__SUPPLIED DATA__:
* begin *

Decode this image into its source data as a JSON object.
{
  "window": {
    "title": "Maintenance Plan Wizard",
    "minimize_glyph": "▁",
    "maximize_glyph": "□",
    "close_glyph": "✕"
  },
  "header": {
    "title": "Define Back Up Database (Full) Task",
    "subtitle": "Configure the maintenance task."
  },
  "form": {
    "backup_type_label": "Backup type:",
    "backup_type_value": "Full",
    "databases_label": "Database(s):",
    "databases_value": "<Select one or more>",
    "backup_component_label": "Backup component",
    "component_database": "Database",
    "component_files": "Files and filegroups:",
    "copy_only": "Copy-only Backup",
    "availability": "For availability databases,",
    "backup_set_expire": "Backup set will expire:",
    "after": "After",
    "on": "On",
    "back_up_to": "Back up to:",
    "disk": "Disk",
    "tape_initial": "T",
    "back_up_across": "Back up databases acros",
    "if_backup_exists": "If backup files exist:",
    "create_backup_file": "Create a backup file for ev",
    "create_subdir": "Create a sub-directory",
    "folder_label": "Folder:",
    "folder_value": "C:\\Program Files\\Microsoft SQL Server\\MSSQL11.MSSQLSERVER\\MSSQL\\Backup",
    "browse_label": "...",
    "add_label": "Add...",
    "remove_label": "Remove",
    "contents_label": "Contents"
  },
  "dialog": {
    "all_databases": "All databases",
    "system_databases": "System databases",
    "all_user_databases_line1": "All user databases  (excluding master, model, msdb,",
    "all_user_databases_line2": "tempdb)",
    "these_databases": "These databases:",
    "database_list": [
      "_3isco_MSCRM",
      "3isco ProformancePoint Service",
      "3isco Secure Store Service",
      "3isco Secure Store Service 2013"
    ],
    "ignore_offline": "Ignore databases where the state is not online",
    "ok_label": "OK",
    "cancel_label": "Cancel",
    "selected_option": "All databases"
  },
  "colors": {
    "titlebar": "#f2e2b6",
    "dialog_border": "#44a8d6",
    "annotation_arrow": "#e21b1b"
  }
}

* end *

__WHAT IS NEEDED__: Search the listing for the string "Store". Copy each line where it turns up.

__THE ANSWER__:
      "3isco Secure Store Service",
      "3isco Secure Store Service 2013"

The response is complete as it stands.